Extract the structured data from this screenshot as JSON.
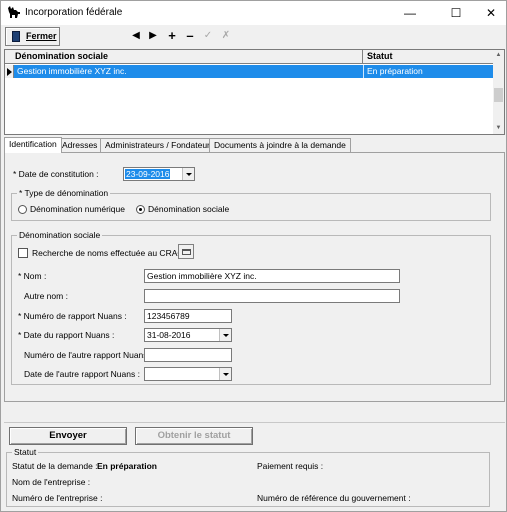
{
  "window": {
    "title": "Incorporation fédérale"
  },
  "toolbar": {
    "close_label": "Fermer"
  },
  "grid": {
    "headers": [
      "Dénomination sociale",
      "Statut"
    ],
    "rows": [
      {
        "name": "Gestion immobilière XYZ inc.",
        "status": "En préparation"
      }
    ]
  },
  "tabs": [
    "Identification",
    "Adresses",
    "Administrateurs / Fondateurs",
    "Documents à joindre à la demande"
  ],
  "identification": {
    "date_constitution_label": "* Date de constitution :",
    "date_constitution_value": "23-09-2016",
    "type_group_label": "* Type de dénomination",
    "radio_numerique": "Dénomination numérique",
    "radio_sociale": "Dénomination sociale",
    "selected_type": "sociale",
    "denom_group_label": "Dénomination sociale",
    "crac_label": "Recherche de noms effectuée au CRAC",
    "crac_checked": false,
    "nom_label": "* Nom :",
    "nom_value": "Gestion immobilière XYZ inc.",
    "autre_nom_label": "Autre nom :",
    "autre_nom_value": "",
    "nuans_num_label": "* Numéro de rapport Nuans :",
    "nuans_num_value": "123456789",
    "nuans_date_label": "* Date du rapport Nuans :",
    "nuans_date_value": "31-08-2016",
    "autre_nuans_num_label": "Numéro de l'autre rapport Nuans :",
    "autre_nuans_num_value": "",
    "autre_nuans_date_label": "Date de l'autre rapport Nuans :",
    "autre_nuans_date_value": ""
  },
  "actions": {
    "send_label": "Envoyer",
    "status_label": "Obtenir le statut"
  },
  "status": {
    "group_label": "Statut",
    "request_status_label": "Statut de la demande :",
    "request_status_value": "En préparation",
    "payment_label": "Paiement requis :",
    "company_name_label": "Nom de l'entreprise :",
    "company_number_label": "Numéro de l'entreprise :",
    "gov_ref_label": "Numéro de référence du gouvernement :"
  },
  "icons": {
    "app": "moose-icon",
    "prev": "triangle-left-icon",
    "next": "triangle-right-icon",
    "add": "plus-icon",
    "remove": "minus-icon",
    "save": "check-icon",
    "cancel": "x-icon"
  }
}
━━━━━━
● **Work required**:
All entries must be written out again exactly as given, with no pictures in the copy.

● **Answer to the task**:
Extract the structured data from this screenshot as JSON.
{
  "window": {
    "title": "Incorporation fédérale"
  },
  "toolbar": {
    "close_label": "Fermer"
  },
  "grid": {
    "headers": [
      "Dénomination sociale",
      "Statut"
    ],
    "rows": [
      {
        "name": "Gestion immobilière XYZ inc.",
        "status": "En préparation"
      }
    ]
  },
  "tabs": [
    "Identification",
    "Adresses",
    "Administrateurs / Fondateurs",
    "Documents à joindre à la demande"
  ],
  "identification": {
    "date_constitution_label": "* Date de constitution :",
    "date_constitution_value": "23-09-2016",
    "type_group_label": "* Type de dénomination",
    "radio_numerique": "Dénomination numérique",
    "radio_sociale": "Dénomination sociale",
    "selected_type": "sociale",
    "denom_group_label": "Dénomination sociale",
    "crac_label": "Recherche de noms effectuée au CRAC",
    "crac_checked": false,
    "nom_label": "* Nom :",
    "nom_value": "Gestion immobilière XYZ inc.",
    "autre_nom_label": "Autre nom :",
    "autre_nom_value": "",
    "nuans_num_label": "* Numéro de rapport Nuans :",
    "nuans_num_value": "123456789",
    "nuans_date_label": "* Date du rapport Nuans :",
    "nuans_date_value": "31-08-2016",
    "autre_nuans_num_label": "Numéro de l'autre rapport Nuans :",
    "autre_nuans_num_value": "",
    "autre_nuans_date_label": "Date de l'autre rapport Nuans :",
    "autre_nuans_date_value": ""
  },
  "actions": {
    "send_label": "Envoyer",
    "status_label": "Obtenir le statut"
  },
  "status": {
    "group_label": "Statut",
    "request_status_label": "Statut de la demande :",
    "request_status_value": "En préparation",
    "payment_label": "Paiement requis :",
    "company_name_label": "Nom de l'entreprise :",
    "company_number_label": "Numéro de l'entreprise :",
    "gov_ref_label": "Numéro de référence du gouvernement :"
  },
  "icons": {
    "app": "moose-icon",
    "prev": "triangle-left-icon",
    "next": "triangle-right-icon",
    "add": "plus-icon",
    "remove": "minus-icon",
    "save": "check-icon",
    "cancel": "x-icon"
  }
}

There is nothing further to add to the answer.